• Exercise
Write out the listing below in full and exactly, leaving out every picture.

[Data records]
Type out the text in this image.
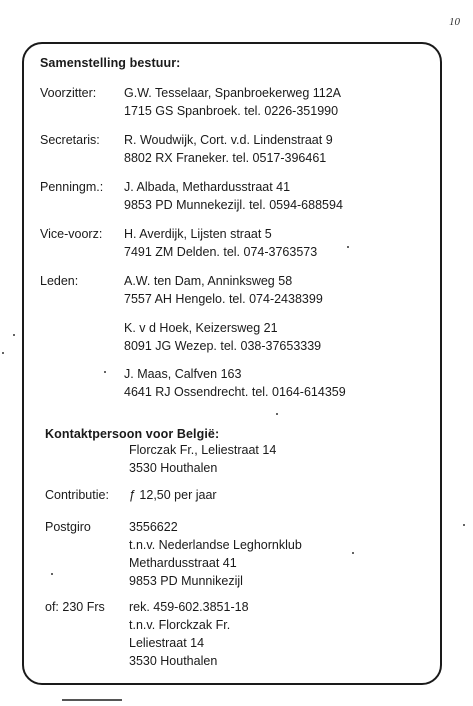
10
Samenstelling bestuur:
Voorzitter: G.W. Tesselaar, Spanbroekerweg 112A
1715 GS Spanbroek. tel. 0226-351990
Secretaris: R. Woudwijk, Cort. v.d. Lindenstraat 9
8802 RX Franeker. tel. 0517-396461
Penningm.: J. Albada, Methardusstraat 41
9853 PD Munnekezijl. tel. 0594-688594
Vice-voorz: H. Averdijk, Lijsten straat 5
7491 ZM Delden. tel. 074-3763573
Leden:	A.W. ten Dam, Anninksweg 58
7557 AH Hengelo. tel. 074-2438399
K. v d Hoek, Keizersweg 21
8091 JG Wezep. tel. 038-37653339
J. Maas, Calfven 163
4641 RJ Ossendrecht. tel. 0164-614359
Kontaktpersoon voor België:
Florczak Fr., Leliestraat 14
3530 Houthalen
Contributie: ƒ 12,50 per jaar
Postgiro	3556622
t.n.v. Nederlandse Leghornklub
Methardusstraat 41
9853 PD Munnikezijl
of: 230 Frs rek. 459-602.3851-18
t.n.v. Florckzak Fr.
Leliestraat 14
3530 Houthalen
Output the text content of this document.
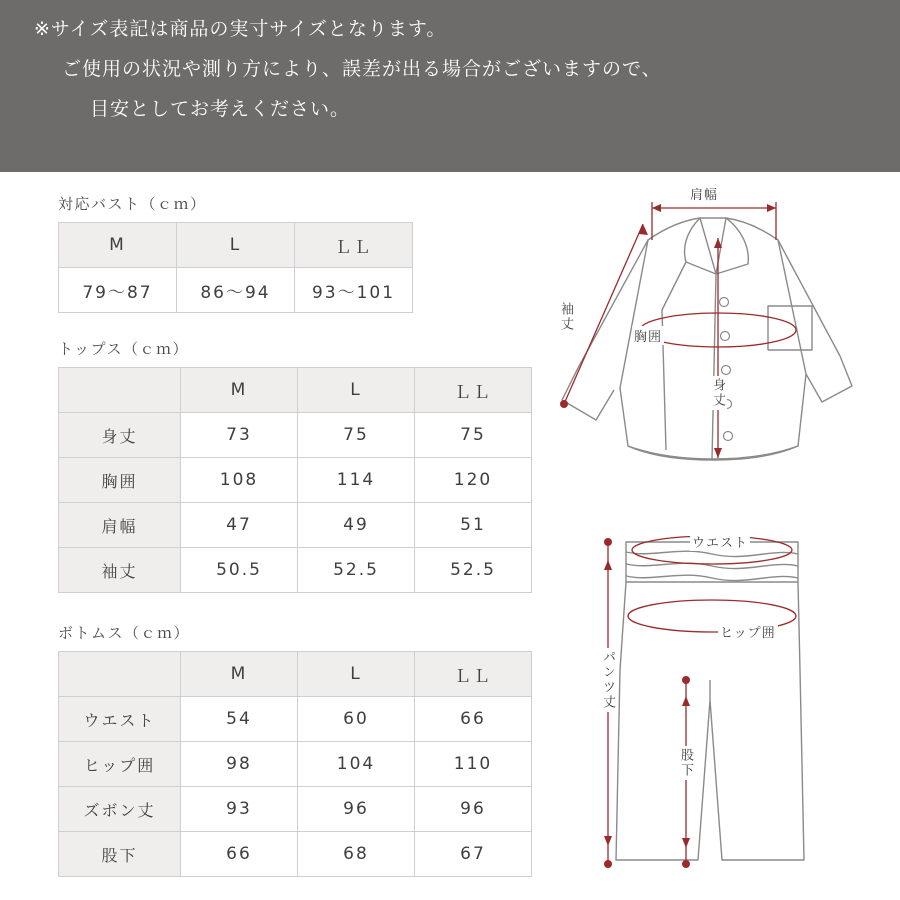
※サイズ表記は商品の実寸サイズとなります。
ご使用の状況や測り方により、誤差が出る場合がございますので、
目安としてお考えください。
対応バスト（ｃｍ）
M	L	ＬＬ
79〜87	86〜94	93〜101
トップス（ｃｍ）
	M	L	ＬＬ
身丈	73	75	75
胸囲	108	114	120
肩幅	47	49	51
袖丈	50.5	52.5	52.5
ボトムス（ｃｍ）
	M	L	ＬＬ
ウエスト	54	60	66
ヒップ囲	98	104	110
ズボン丈	93	96	96
股下	66	68	67
肩幅
袖丈
胸囲
身丈
ウエスト
ヒップ囲
パンツ丈
股下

• Exercise answer
Type out the text in this image.
10
Samenstelling bestuur:
Voorzitter: G.W. Tesselaar, Spanbroekerweg 112A
1715 GS Spanbroek. tel. 0226-351990
Secretaris: R. Woudwijk, Cort. v.d. Lindenstraat 9
8802 RX Franeker. tel. 0517-396461
Penningm.: J. Albada, Methardusstraat 41
9853 PD Munnekezijl. tel. 0594-688594
Vice-voorz: H. Averdijk, Lijsten straat 5
7491 ZM Delden. tel. 074-3763573
Leden:	A.W. ten Dam, Anninksweg 58
7557 AH Hengelo. tel. 074-2438399
K. v d Hoek, Keizersweg 21
8091 JG Wezep. tel. 038-37653339
J. Maas, Calfven 163
4641 RJ Ossendrecht. tel. 0164-614359
Kontaktpersoon voor België:
Florczak Fr., Leliestraat 14
3530 Houthalen
Contributie: ƒ 12,50 per jaar
Postgiro	3556622
t.n.v. Nederlandse Leghornklub
Methardusstraat 41
9853 PD Munnikezijl
of: 230 Frs rek. 459-602.3851-18
t.n.v. Florckzak Fr.
Leliestraat 14
3530 Houthalen
Output the text content of this document.
※サイズ表記は商品の実寸サイズとなります。
ご使用の状況や測り方により、誤差が出る場合がございますので、
目安としてお考えください。
対応バスト（ｃｍ）
M	L	ＬＬ
79〜87	86〜94	93〜101
トップス（ｃｍ）
	M	L	ＬＬ
身丈	73	75	75
胸囲	108	114	120
肩幅	47	49	51
袖丈	50.5	52.5	52.5
ボトムス（ｃｍ）
	M	L	ＬＬ
ウエスト	54	60	66
ヒップ囲	98	104	110
ズボン丈	93	96	96
股下	66	68	67
肩幅
袖丈
胸囲
身丈
ウエスト
ヒップ囲
パンツ丈
股下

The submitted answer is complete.